• What to do: Omit all pictures and give the records below again exactly as written.

• Information given:
+++

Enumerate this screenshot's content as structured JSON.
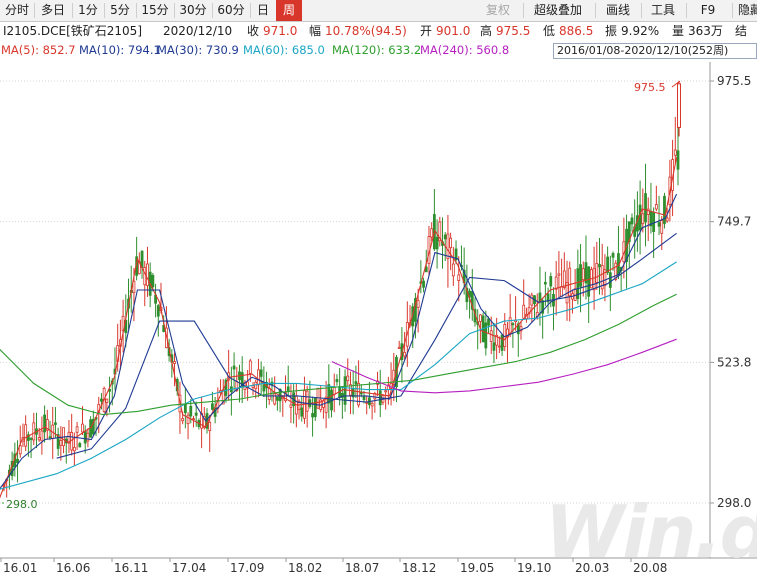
{
  "toolbar": {
    "items": [
      {
        "label": "分时",
        "active": false,
        "disabled": false
      },
      {
        "label": "多日",
        "active": false,
        "disabled": false
      },
      {
        "label": "1分",
        "active": false,
        "disabled": false
      },
      {
        "label": "5分",
        "active": false,
        "disabled": false
      },
      {
        "label": "15分",
        "active": false,
        "disabled": false
      },
      {
        "label": "30分",
        "active": false,
        "disabled": false
      },
      {
        "label": "60分",
        "active": false,
        "disabled": false
      },
      {
        "label": "日",
        "active": false,
        "disabled": false
      },
      {
        "label": "周",
        "active": true,
        "disabled": false
      }
    ],
    "right_items": [
      {
        "label": "复权",
        "disabled": true
      },
      {
        "label": "超级叠加",
        "disabled": false
      },
      {
        "label": "画线",
        "disabled": false
      },
      {
        "label": "工具",
        "disabled": false
      },
      {
        "label": "F9",
        "disabled": false
      },
      {
        "label": "隐藏",
        "disabled": false
      }
    ]
  },
  "info": {
    "symbol": "I2105.DCE[铁矿石2105]",
    "date": "2020/12/10",
    "close_label": "收",
    "close": "971.0",
    "change_label": "幅",
    "change": "10.78%(94.5)",
    "open_label": "开",
    "open": "901.0",
    "high_label": "高",
    "high": "975.5",
    "low_label": "低",
    "low": "886.5",
    "amp_label": "振",
    "amp": "9.92%",
    "vol_label": "量",
    "vol": "363万",
    "tail": "结"
  },
  "range_label": "2016/01/08-2020/12/10(252周)",
  "ma": [
    {
      "text": "MA(5): 852.7",
      "color": "#d9362b"
    },
    {
      "text": "MA(10): 794.1",
      "color": "#1f3a93"
    },
    {
      "text": "MA(30): 730.9",
      "color": "#1f3a93"
    },
    {
      "text": "MA(60): 685.0",
      "color": "#1aa6c4"
    },
    {
      "text": "MA(120): 633.2",
      "color": "#2e9e2e"
    },
    {
      "text": "MA(240): 560.8",
      "color": "#b51fc0"
    }
  ],
  "watermark": "Win.d",
  "chart_data": {
    "type": "line",
    "title": "",
    "xlabel": "",
    "ylabel": "",
    "grid": true,
    "x_ticks": [
      "16.01",
      "16.06",
      "16.11",
      "17.04",
      "17.09",
      "18.02",
      "18.07",
      "18.12",
      "19.05",
      "19.10",
      "20.03",
      "20.08"
    ],
    "y_ticks": [
      975.5,
      749.7,
      523.8,
      298.0
    ],
    "ylim": [
      298.0,
      975.5
    ],
    "annotations": [
      {
        "text": "975.5",
        "kind": "max",
        "x": "2020-12-10",
        "y": 975.5
      },
      {
        "text": "298.0",
        "kind": "min",
        "x": "2016-01-08",
        "y": 298.0
      }
    ],
    "series": [
      {
        "name": "MA(5)",
        "color": "#d9362b",
        "x": [
          "2016-01",
          "2016-03",
          "2016-05",
          "2016-07",
          "2016-09",
          "2016-11",
          "2017-01",
          "2017-03",
          "2017-05",
          "2017-07",
          "2017-09",
          "2017-11",
          "2018-01",
          "2018-03",
          "2018-05",
          "2018-07",
          "2018-09",
          "2018-11",
          "2019-01",
          "2019-03",
          "2019-05",
          "2019-07",
          "2019-09",
          "2019-11",
          "2020-01",
          "2020-03",
          "2020-05",
          "2020-07",
          "2020-09",
          "2020-11",
          "2020-12"
        ],
        "values": [
          305,
          400,
          420,
          395,
          420,
          500,
          690,
          620,
          440,
          420,
          500,
          505,
          475,
          455,
          460,
          480,
          475,
          470,
          600,
          735,
          680,
          575,
          560,
          600,
          640,
          650,
          660,
          680,
          770,
          760,
          853
        ]
      },
      {
        "name": "MA(10)",
        "color": "#1f3a93",
        "x": [
          "2016-01",
          "2016-03",
          "2016-05",
          "2016-07",
          "2016-09",
          "2016-11",
          "2017-01",
          "2017-03",
          "2017-05",
          "2017-07",
          "2017-09",
          "2017-11",
          "2018-01",
          "2018-03",
          "2018-05",
          "2018-07",
          "2018-09",
          "2018-11",
          "2019-01",
          "2019-03",
          "2019-05",
          "2019-07",
          "2019-09",
          "2019-11",
          "2020-01",
          "2020-03",
          "2020-05",
          "2020-07",
          "2020-09",
          "2020-11",
          "2020-12"
        ],
        "values": [
          320,
          370,
          400,
          405,
          400,
          470,
          640,
          640,
          490,
          430,
          470,
          500,
          485,
          460,
          455,
          470,
          470,
          465,
          560,
          700,
          690,
          610,
          565,
          580,
          620,
          640,
          650,
          665,
          740,
          755,
          794
        ]
      },
      {
        "name": "MA(30)",
        "color": "#1f3a93",
        "x": [
          "2016-06",
          "2016-09",
          "2016-12",
          "2017-03",
          "2017-06",
          "2017-09",
          "2017-12",
          "2018-03",
          "2018-06",
          "2018-09",
          "2018-12",
          "2019-03",
          "2019-06",
          "2019-09",
          "2019-12",
          "2020-03",
          "2020-06",
          "2020-09",
          "2020-12"
        ],
        "values": [
          370,
          385,
          450,
          590,
          590,
          500,
          470,
          470,
          465,
          460,
          470,
          560,
          660,
          655,
          620,
          630,
          650,
          690,
          731
        ]
      },
      {
        "name": "MA(60)",
        "color": "#1aa6c4",
        "x": [
          "2016-01",
          "2016-06",
          "2016-09",
          "2016-12",
          "2017-03",
          "2017-06",
          "2017-09",
          "2017-12",
          "2018-03",
          "2018-06",
          "2018-09",
          "2018-12",
          "2019-03",
          "2019-06",
          "2019-09",
          "2019-12",
          "2020-03",
          "2020-06",
          "2020-09",
          "2020-12"
        ],
        "values": [
          320,
          345,
          370,
          400,
          435,
          465,
          480,
          490,
          490,
          485,
          480,
          480,
          520,
          570,
          590,
          595,
          610,
          630,
          650,
          685
        ]
      },
      {
        "name": "MA(120)",
        "color": "#2e9e2e",
        "x": [
          "2016-01",
          "2016-04",
          "2016-07",
          "2016-10",
          "2017-01",
          "2017-04",
          "2017-07",
          "2017-10",
          "2018-01",
          "2018-04",
          "2018-07",
          "2018-10",
          "2019-01",
          "2019-04",
          "2019-07",
          "2019-10",
          "2020-01",
          "2020-04",
          "2020-07",
          "2020-10",
          "2020-12"
        ],
        "values": [
          545,
          490,
          455,
          440,
          445,
          455,
          460,
          465,
          475,
          480,
          485,
          490,
          495,
          505,
          515,
          525,
          540,
          560,
          585,
          615,
          633
        ]
      },
      {
        "name": "MA(240)",
        "color": "#b51fc0",
        "x": [
          "2018-06",
          "2018-09",
          "2018-12",
          "2019-03",
          "2019-06",
          "2019-09",
          "2019-12",
          "2020-03",
          "2020-06",
          "2020-09",
          "2020-12"
        ],
        "values": [
          525,
          500,
          478,
          475,
          478,
          485,
          492,
          505,
          520,
          540,
          561
        ]
      }
    ]
  }
}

+++

• Response:
Enumerate this screenshot's content as structured JSON.
{
  "toolbar": {
    "items": [
      {
        "label": "分时",
        "active": false,
        "disabled": false
      },
      {
        "label": "多日",
        "active": false,
        "disabled": false
      },
      {
        "label": "1分",
        "active": false,
        "disabled": false
      },
      {
        "label": "5分",
        "active": false,
        "disabled": false
      },
      {
        "label": "15分",
        "active": false,
        "disabled": false
      },
      {
        "label": "30分",
        "active": false,
        "disabled": false
      },
      {
        "label": "60分",
        "active": false,
        "disabled": false
      },
      {
        "label": "日",
        "active": false,
        "disabled": false
      },
      {
        "label": "周",
        "active": true,
        "disabled": false
      }
    ],
    "right_items": [
      {
        "label": "复权",
        "disabled": true
      },
      {
        "label": "超级叠加",
        "disabled": false
      },
      {
        "label": "画线",
        "disabled": false
      },
      {
        "label": "工具",
        "disabled": false
      },
      {
        "label": "F9",
        "disabled": false
      },
      {
        "label": "隐藏",
        "disabled": false
      }
    ]
  },
  "info": {
    "symbol": "I2105.DCE[铁矿石2105]",
    "date": "2020/12/10",
    "close_label": "收",
    "close": "971.0",
    "change_label": "幅",
    "change": "10.78%(94.5)",
    "open_label": "开",
    "open": "901.0",
    "high_label": "高",
    "high": "975.5",
    "low_label": "低",
    "low": "886.5",
    "amp_label": "振",
    "amp": "9.92%",
    "vol_label": "量",
    "vol": "363万",
    "tail": "结"
  },
  "range_label": "2016/01/08-2020/12/10(252周)",
  "ma": [
    {
      "text": "MA(5): 852.7",
      "color": "#d9362b"
    },
    {
      "text": "MA(10): 794.1",
      "color": "#1f3a93"
    },
    {
      "text": "MA(30): 730.9",
      "color": "#1f3a93"
    },
    {
      "text": "MA(60): 685.0",
      "color": "#1aa6c4"
    },
    {
      "text": "MA(120): 633.2",
      "color": "#2e9e2e"
    },
    {
      "text": "MA(240): 560.8",
      "color": "#b51fc0"
    }
  ],
  "watermark": "Win.d",
  "chart_data": {
    "type": "line",
    "title": "",
    "xlabel": "",
    "ylabel": "",
    "grid": true,
    "x_ticks": [
      "16.01",
      "16.06",
      "16.11",
      "17.04",
      "17.09",
      "18.02",
      "18.07",
      "18.12",
      "19.05",
      "19.10",
      "20.03",
      "20.08"
    ],
    "y_ticks": [
      975.5,
      749.7,
      523.8,
      298.0
    ],
    "ylim": [
      298.0,
      975.5
    ],
    "annotations": [
      {
        "text": "975.5",
        "kind": "max",
        "x": "2020-12-10",
        "y": 975.5
      },
      {
        "text": "298.0",
        "kind": "min",
        "x": "2016-01-08",
        "y": 298.0
      }
    ],
    "series": [
      {
        "name": "MA(5)",
        "color": "#d9362b",
        "x": [
          "2016-01",
          "2016-03",
          "2016-05",
          "2016-07",
          "2016-09",
          "2016-11",
          "2017-01",
          "2017-03",
          "2017-05",
          "2017-07",
          "2017-09",
          "2017-11",
          "2018-01",
          "2018-03",
          "2018-05",
          "2018-07",
          "2018-09",
          "2018-11",
          "2019-01",
          "2019-03",
          "2019-05",
          "2019-07",
          "2019-09",
          "2019-11",
          "2020-01",
          "2020-03",
          "2020-05",
          "2020-07",
          "2020-09",
          "2020-11",
          "2020-12"
        ],
        "values": [
          305,
          400,
          420,
          395,
          420,
          500,
          690,
          620,
          440,
          420,
          500,
          505,
          475,
          455,
          460,
          480,
          475,
          470,
          600,
          735,
          680,
          575,
          560,
          600,
          640,
          650,
          660,
          680,
          770,
          760,
          853
        ]
      },
      {
        "name": "MA(10)",
        "color": "#1f3a93",
        "x": [
          "2016-01",
          "2016-03",
          "2016-05",
          "2016-07",
          "2016-09",
          "2016-11",
          "2017-01",
          "2017-03",
          "2017-05",
          "2017-07",
          "2017-09",
          "2017-11",
          "2018-01",
          "2018-03",
          "2018-05",
          "2018-07",
          "2018-09",
          "2018-11",
          "2019-01",
          "2019-03",
          "2019-05",
          "2019-07",
          "2019-09",
          "2019-11",
          "2020-01",
          "2020-03",
          "2020-05",
          "2020-07",
          "2020-09",
          "2020-11",
          "2020-12"
        ],
        "values": [
          320,
          370,
          400,
          405,
          400,
          470,
          640,
          640,
          490,
          430,
          470,
          500,
          485,
          460,
          455,
          470,
          470,
          465,
          560,
          700,
          690,
          610,
          565,
          580,
          620,
          640,
          650,
          665,
          740,
          755,
          794
        ]
      },
      {
        "name": "MA(30)",
        "color": "#1f3a93",
        "x": [
          "2016-06",
          "2016-09",
          "2016-12",
          "2017-03",
          "2017-06",
          "2017-09",
          "2017-12",
          "2018-03",
          "2018-06",
          "2018-09",
          "2018-12",
          "2019-03",
          "2019-06",
          "2019-09",
          "2019-12",
          "2020-03",
          "2020-06",
          "2020-09",
          "2020-12"
        ],
        "values": [
          370,
          385,
          450,
          590,
          590,
          500,
          470,
          470,
          465,
          460,
          470,
          560,
          660,
          655,
          620,
          630,
          650,
          690,
          731
        ]
      },
      {
        "name": "MA(60)",
        "color": "#1aa6c4",
        "x": [
          "2016-01",
          "2016-06",
          "2016-09",
          "2016-12",
          "2017-03",
          "2017-06",
          "2017-09",
          "2017-12",
          "2018-03",
          "2018-06",
          "2018-09",
          "2018-12",
          "2019-03",
          "2019-06",
          "2019-09",
          "2019-12",
          "2020-03",
          "2020-06",
          "2020-09",
          "2020-12"
        ],
        "values": [
          320,
          345,
          370,
          400,
          435,
          465,
          480,
          490,
          490,
          485,
          480,
          480,
          520,
          570,
          590,
          595,
          610,
          630,
          650,
          685
        ]
      },
      {
        "name": "MA(120)",
        "color": "#2e9e2e",
        "x": [
          "2016-01",
          "2016-04",
          "2016-07",
          "2016-10",
          "2017-01",
          "2017-04",
          "2017-07",
          "2017-10",
          "2018-01",
          "2018-04",
          "2018-07",
          "2018-10",
          "2019-01",
          "2019-04",
          "2019-07",
          "2019-10",
          "2020-01",
          "2020-04",
          "2020-07",
          "2020-10",
          "2020-12"
        ],
        "values": [
          545,
          490,
          455,
          440,
          445,
          455,
          460,
          465,
          475,
          480,
          485,
          490,
          495,
          505,
          515,
          525,
          540,
          560,
          585,
          615,
          633
        ]
      },
      {
        "name": "MA(240)",
        "color": "#b51fc0",
        "x": [
          "2018-06",
          "2018-09",
          "2018-12",
          "2019-03",
          "2019-06",
          "2019-09",
          "2019-12",
          "2020-03",
          "2020-06",
          "2020-09",
          "2020-12"
        ],
        "values": [
          525,
          500,
          478,
          475,
          478,
          485,
          492,
          505,
          520,
          540,
          561
        ]
      }
    ]
  }
}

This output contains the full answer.